» Directions
Render the record lines between the one holding "category-description: – système de management de la qualité" and the one holding "bar: 5 % <box>23 767 177 814</box>", inclusive, as a Markdown table with the columns Row and Record line. Number each row and omit blank lines.

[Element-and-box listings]
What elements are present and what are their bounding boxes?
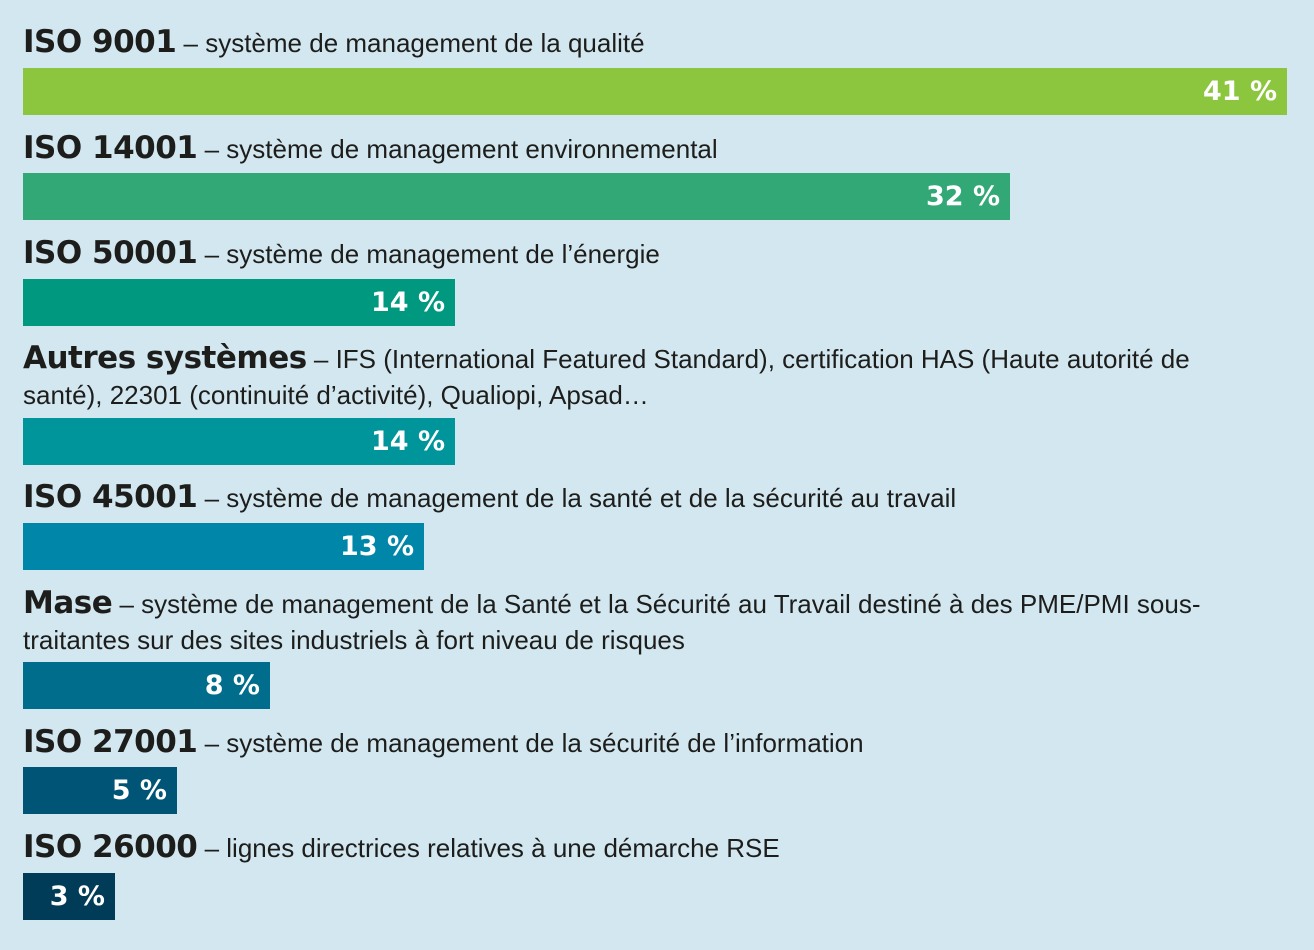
category-description: – système de management de la qualité <box>176 28 645 58</box>
category-label: Autres systèmes – IFS (International Fea… <box>23 340 1243 413</box>
bar-value-label: 14 % <box>370 426 445 457</box>
category-name: ISO 14001 <box>23 130 198 166</box>
category-name: ISO 27001 <box>23 724 198 760</box>
category-label: ISO 26000 – lignes directrices relatives… <box>23 829 1243 866</box>
bar-value-label: 32 % <box>925 181 1000 212</box>
category-description: – système de management de la Santé et l… <box>23 589 1201 655</box>
category-name: ISO 45001 <box>23 479 198 515</box>
category-name: Autres systèmes <box>23 340 307 376</box>
bar: 41 % <box>23 68 1287 115</box>
category-description: – système de management de la sécurité d… <box>197 728 864 758</box>
bar: 14 % <box>23 279 455 326</box>
category-description: – système de management de la santé et d… <box>197 483 957 513</box>
bar: 8 % <box>23 662 270 709</box>
bar: 5 % <box>23 767 177 814</box>
category-label: ISO 9001 – système de management de la q… <box>23 24 1243 61</box>
bar: 3 % <box>23 873 115 920</box>
category-name: ISO 9001 <box>23 24 177 60</box>
category-name: ISO 26000 <box>23 829 198 865</box>
bar-value-label: 13 % <box>339 531 414 562</box>
bar: 13 % <box>23 523 424 570</box>
category-description: – lignes directrices relatives à une dém… <box>197 833 780 863</box>
bar-value-label: 41 % <box>1202 76 1277 107</box>
category-name: ISO 50001 <box>23 235 198 271</box>
category-label: ISO 14001 – système de management enviro… <box>23 130 1243 167</box>
category-label: ISO 27001 – système de management de la … <box>23 724 1243 761</box>
bar-value-label: 8 % <box>204 670 260 701</box>
category-label: Mase – système de management de la Santé… <box>23 585 1243 658</box>
category-label: ISO 50001 – système de management de l’é… <box>23 235 1243 272</box>
bar-value-label: 5 % <box>111 775 167 806</box>
bar: 32 % <box>23 173 1010 220</box>
bar-value-label: 14 % <box>370 287 445 318</box>
category-label: ISO 45001 – système de management de la … <box>23 479 1243 516</box>
category-description: – système de management de l’énergie <box>197 239 660 269</box>
bar: 14 % <box>23 418 455 465</box>
category-description: – système de management environnemental <box>197 134 718 164</box>
bar-value-label: 3 % <box>49 881 105 912</box>
category-name: Mase <box>23 585 113 621</box>
category-description: – IFS (International Featured Standard),… <box>23 344 1190 410</box>
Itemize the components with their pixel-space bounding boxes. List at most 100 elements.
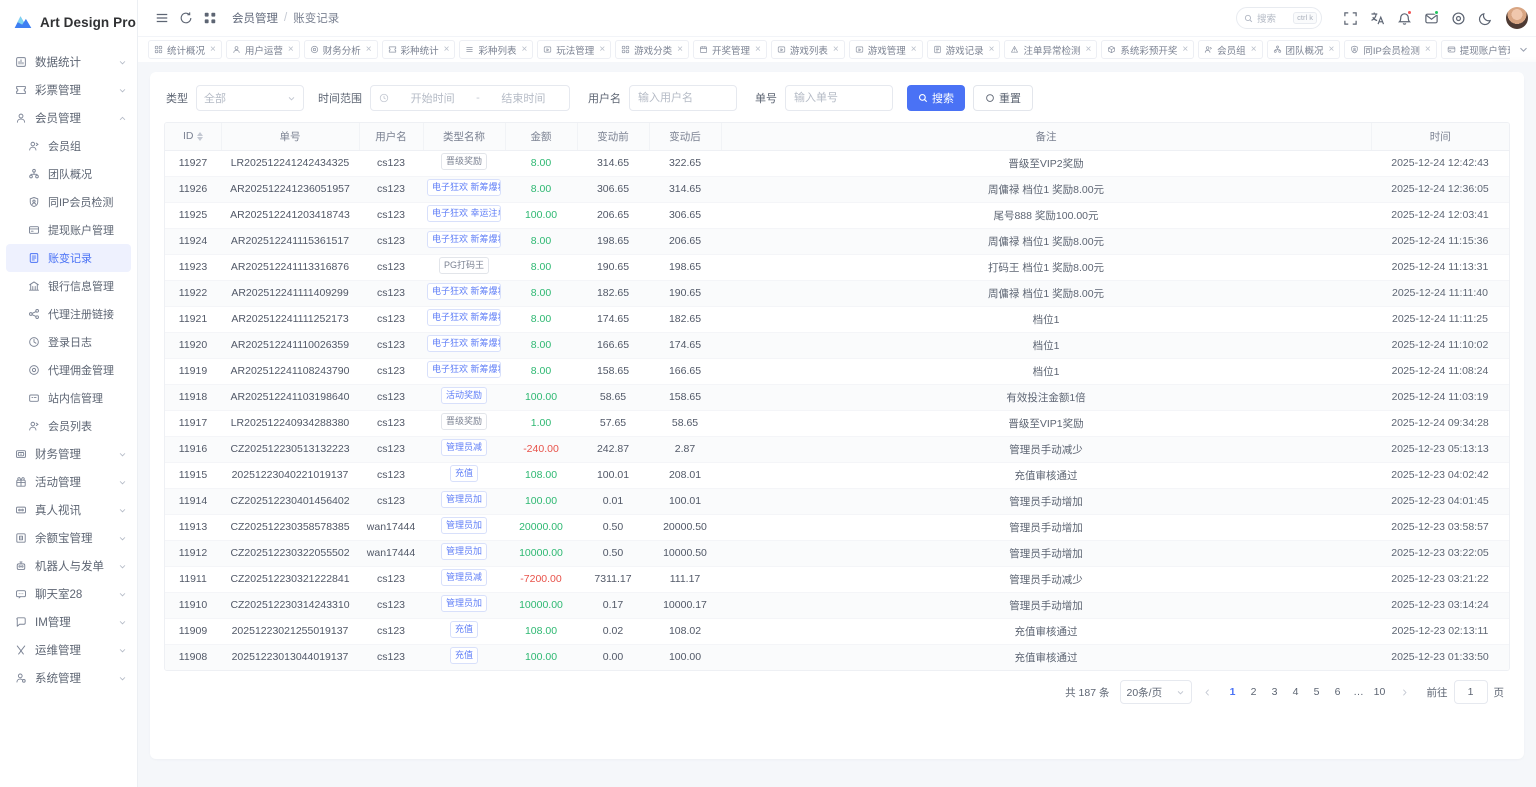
chevron-down-icon[interactable] bbox=[118, 590, 127, 599]
close-icon[interactable]: × bbox=[287, 44, 294, 55]
type-select[interactable]: 全部 bbox=[196, 85, 304, 111]
table-row[interactable]: 11917 LR202512240934288380 cs123 晋级奖励 1.00 57… bbox=[165, 410, 1509, 437]
sidebar-item-15[interactable]: 活动管理 bbox=[0, 468, 137, 496]
close-icon[interactable]: × bbox=[210, 44, 216, 55]
sort-icon[interactable] bbox=[196, 131, 203, 141]
table-row[interactable]: 11927 LR202512241242434325 cs123 晋级奖励 8.00 31… bbox=[165, 150, 1509, 177]
tab-8[interactable]: 游戏列表 × bbox=[770, 40, 845, 59]
sidebar-item-6[interactable]: 提现账户管理 bbox=[0, 216, 137, 244]
hamburger-menu-icon[interactable] bbox=[150, 6, 174, 30]
sidebar-item-3[interactable]: 会员组 bbox=[0, 132, 137, 160]
sidebar-item-7[interactable]: 账变记录 bbox=[6, 244, 131, 272]
chevron-down-icon[interactable] bbox=[1510, 37, 1536, 62]
page-number[interactable]: 2 bbox=[1250, 686, 1257, 698]
tab-15[interactable]: 同IP会员检测 × bbox=[1344, 40, 1437, 59]
table-row[interactable]: 11915 20251223040221019137 cs123 充值 108.00 10… bbox=[165, 462, 1509, 489]
language-icon[interactable] bbox=[1365, 6, 1390, 31]
table-row[interactable]: 11926 AR202512241236051957 cs123 电子狂欢 新筹爆将 8… bbox=[165, 176, 1509, 203]
avatar[interactable] bbox=[1506, 7, 1528, 29]
chevron-up-icon[interactable] bbox=[118, 114, 127, 123]
table-row[interactable]: 11923 AR202512241113316876 cs123 PG打码王 8.00 1… bbox=[165, 254, 1509, 281]
grid-apps-icon[interactable] bbox=[198, 6, 222, 30]
tab-9[interactable]: 游戏管理 × bbox=[848, 40, 923, 59]
chevron-down-icon[interactable] bbox=[118, 674, 127, 683]
tab-3[interactable]: 彩种统计 × bbox=[381, 40, 456, 59]
close-icon[interactable]: × bbox=[521, 44, 528, 55]
tab-7[interactable]: 开奖管理 × bbox=[693, 40, 767, 59]
table-row[interactable]: 11919 AR202512241108243790 cs123 电子狂欢 新筹爆将 8… bbox=[165, 358, 1509, 385]
page-size-select[interactable]: 20条/页 bbox=[1119, 680, 1192, 704]
search-input[interactable]: 搜索 ctrl k bbox=[1236, 7, 1322, 29]
tab-2[interactable]: 财务分析 × bbox=[303, 40, 378, 59]
sidebar-item-14[interactable]: 财务管理 bbox=[0, 440, 137, 468]
sidebar-item-1[interactable]: 彩票管理 bbox=[0, 76, 137, 104]
table-row[interactable]: 11913 CZ202512230358578385 wan17444 管理员加 200… bbox=[165, 514, 1509, 541]
tab-13[interactable]: 会员组 × bbox=[1198, 40, 1263, 59]
chevron-down-icon[interactable] bbox=[118, 478, 127, 487]
date-range-picker[interactable]: 开始时间 - 结束时间 bbox=[370, 85, 570, 111]
sidebar-item-10[interactable]: 登录日志 bbox=[0, 328, 137, 356]
refresh-icon[interactable] bbox=[174, 6, 198, 30]
sidebar-item-8[interactable]: 银行信息管理 bbox=[0, 272, 137, 300]
brand[interactable]: Art Design Pro bbox=[0, 0, 137, 36]
page-number[interactable]: 1 bbox=[1229, 686, 1236, 698]
page-number[interactable]: 4 bbox=[1292, 686, 1299, 698]
tab-6[interactable]: 游戏分类 × bbox=[615, 40, 690, 59]
page-number[interactable]: 3 bbox=[1271, 686, 1278, 698]
sidebar-item-20[interactable]: IM管理 bbox=[0, 608, 137, 636]
username-input[interactable] bbox=[629, 85, 737, 111]
table-row[interactable]: 11925 AR202512241203418743 cs123 电子狂欢 幸运注单 1… bbox=[165, 202, 1509, 229]
chevron-down-icon[interactable] bbox=[118, 86, 127, 95]
tab-10[interactable]: 游戏记录 × bbox=[926, 40, 1001, 59]
sidebar-item-22[interactable]: 系统管理 bbox=[0, 664, 137, 692]
breadcrumb-parent[interactable]: 会员管理 bbox=[232, 13, 278, 25]
table-row[interactable]: 11920 AR202512241110026359 cs123 电子狂欢 新筹爆将 8… bbox=[165, 332, 1509, 359]
close-icon[interactable]: × bbox=[832, 44, 839, 55]
tab-12[interactable]: 系统彩预开奖 × bbox=[1101, 40, 1195, 59]
column-header[interactable]: ID bbox=[165, 123, 222, 151]
order-input[interactable] bbox=[785, 85, 893, 111]
moon-icon[interactable] bbox=[1473, 6, 1498, 31]
tab-5[interactable]: 玩法管理 × bbox=[537, 40, 612, 59]
table-row[interactable]: 11909 20251223021255019137 cs123 充值 108.00 0.… bbox=[165, 618, 1509, 645]
chevron-down-icon[interactable] bbox=[118, 506, 127, 515]
sidebar-item-9[interactable]: 代理注册链接 bbox=[0, 300, 137, 328]
table-row[interactable]: 11912 CZ202512230322055502 wan17444 管理员加 100… bbox=[165, 540, 1509, 567]
chevron-down-icon[interactable] bbox=[118, 618, 127, 627]
sidebar-item-4[interactable]: 团队概况 bbox=[0, 160, 137, 188]
sidebar-item-18[interactable]: 机器人与发单 bbox=[0, 552, 137, 580]
chevron-down-icon[interactable] bbox=[118, 450, 127, 459]
table-row[interactable]: 11918 AR202512241103198640 cs123 活动奖励 100.00… bbox=[165, 384, 1509, 411]
tab-14[interactable]: 团队概况 × bbox=[1266, 40, 1341, 59]
close-icon[interactable]: × bbox=[1424, 44, 1431, 55]
tab-11[interactable]: 注单异常检测 × bbox=[1004, 40, 1098, 59]
search-button[interactable]: 搜索 bbox=[907, 85, 965, 111]
table-row[interactable]: 11910 CZ202512230314243310 cs123 管理员加 10000.… bbox=[165, 592, 1509, 619]
chevron-down-icon[interactable] bbox=[118, 534, 127, 543]
close-icon[interactable]: × bbox=[443, 44, 450, 55]
sidebar-item-16[interactable]: 真人视讯 bbox=[0, 496, 137, 524]
page-number[interactable]: 5 bbox=[1313, 686, 1320, 698]
chevron-down-icon[interactable] bbox=[118, 562, 127, 571]
close-icon[interactable]: × bbox=[1182, 44, 1189, 55]
prev-page-button[interactable] bbox=[1198, 681, 1218, 703]
table-row[interactable]: 11922 AR202512241111409299 cs123 电子狂欢 新筹爆将 8… bbox=[165, 280, 1509, 307]
table-row[interactable]: 11916 CZ202512230513132223 cs123 管理员减 -240.0… bbox=[165, 436, 1509, 463]
goto-page-input[interactable] bbox=[1453, 680, 1488, 704]
table-row[interactable]: 11908 20251223013044019137 cs123 充值 100.00 0.… bbox=[165, 644, 1509, 670]
fullscreen-icon[interactable] bbox=[1338, 6, 1363, 31]
next-page-button[interactable] bbox=[1395, 681, 1415, 703]
close-icon[interactable]: × bbox=[988, 44, 995, 55]
tab-16[interactable]: 提现账户管理× bbox=[1440, 40, 1510, 59]
sidebar-item-5[interactable]: 同IP会员检测 bbox=[0, 188, 137, 216]
table-row[interactable]: 11911 CZ202512230321222841 cs123 管理员减 -7200.… bbox=[165, 566, 1509, 593]
sidebar-item-11[interactable]: 代理佣金管理 bbox=[0, 356, 137, 384]
close-icon[interactable]: × bbox=[1328, 44, 1335, 55]
page-number[interactable]: 10 bbox=[1373, 686, 1386, 698]
bell-icon[interactable] bbox=[1392, 6, 1417, 31]
gear-icon[interactable] bbox=[1446, 6, 1471, 31]
sidebar-item-17[interactable]: 余额宝管理 bbox=[0, 524, 137, 552]
tab-0[interactable]: 统计概况 × bbox=[148, 40, 222, 59]
sidebar-item-13[interactable]: 会员列表 bbox=[0, 412, 137, 440]
reset-button[interactable]: 重置 bbox=[973, 85, 1033, 111]
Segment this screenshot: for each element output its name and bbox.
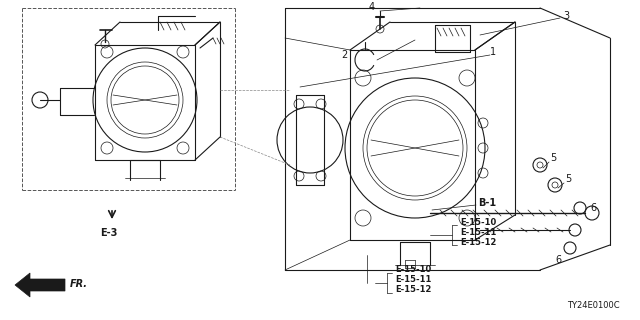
Text: E-15-11: E-15-11: [395, 276, 431, 284]
Text: 5: 5: [550, 153, 556, 163]
Polygon shape: [15, 273, 65, 297]
Text: FR.: FR.: [70, 279, 88, 289]
Text: TY24E0100C: TY24E0100C: [568, 301, 620, 310]
Text: 6: 6: [555, 255, 561, 265]
Text: 5: 5: [565, 174, 572, 184]
Text: E-15-12: E-15-12: [460, 237, 497, 246]
Text: 6: 6: [590, 203, 596, 213]
Text: B-1: B-1: [478, 198, 496, 208]
Text: 1: 1: [490, 47, 496, 57]
Text: 4: 4: [369, 2, 375, 12]
Text: E-3: E-3: [100, 228, 117, 238]
Text: E-15-10: E-15-10: [395, 266, 431, 275]
Text: E-15-12: E-15-12: [395, 285, 431, 294]
Text: 3: 3: [563, 11, 569, 21]
Text: E-15-11: E-15-11: [460, 228, 497, 236]
Text: 2: 2: [340, 50, 347, 60]
Text: E-15-10: E-15-10: [460, 218, 496, 227]
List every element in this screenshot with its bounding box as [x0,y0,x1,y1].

» Task response
| Row | Record line |
|---|---|
| 1 | category-description: – système de management de la qualité <box>176 28 645 58</box> |
| 2 | category-label: Autres systèmes – IFS (International Fea… <box>23 340 1243 413</box> |
| 3 | bar-value-label: 14 % <box>370 426 445 457</box> |
| 4 | category-name: ISO 14001 <box>23 130 198 166</box> |
| 5 | category-name: ISO 27001 <box>23 724 198 760</box> |
| 6 | category-label: ISO 26000 – lignes directrices relatives… <box>23 829 1243 866</box> |
| 7 | bar-value-label: 32 % <box>925 181 1000 212</box> |
| 8 | category-description: – système de management de la Santé et l… <box>23 589 1201 655</box> |
| 9 | category-name: ISO 45001 <box>23 479 198 515</box> |
| 10 | category-name: Autres systèmes <box>23 340 307 376</box> |
| 11 | bar: 41 % <box>23 68 1287 115</box> |
| 12 | category-description: – système de management de la sécurité d… <box>197 728 864 758</box> |
| 13 | bar: 14 % <box>23 279 455 326</box> |
| 14 | category-description: – système de management de la santé et d… <box>197 483 957 513</box> |
| 15 | bar: 8 % <box>23 662 270 709</box> |
| 16 | bar: 5 % <box>23 767 177 814</box> |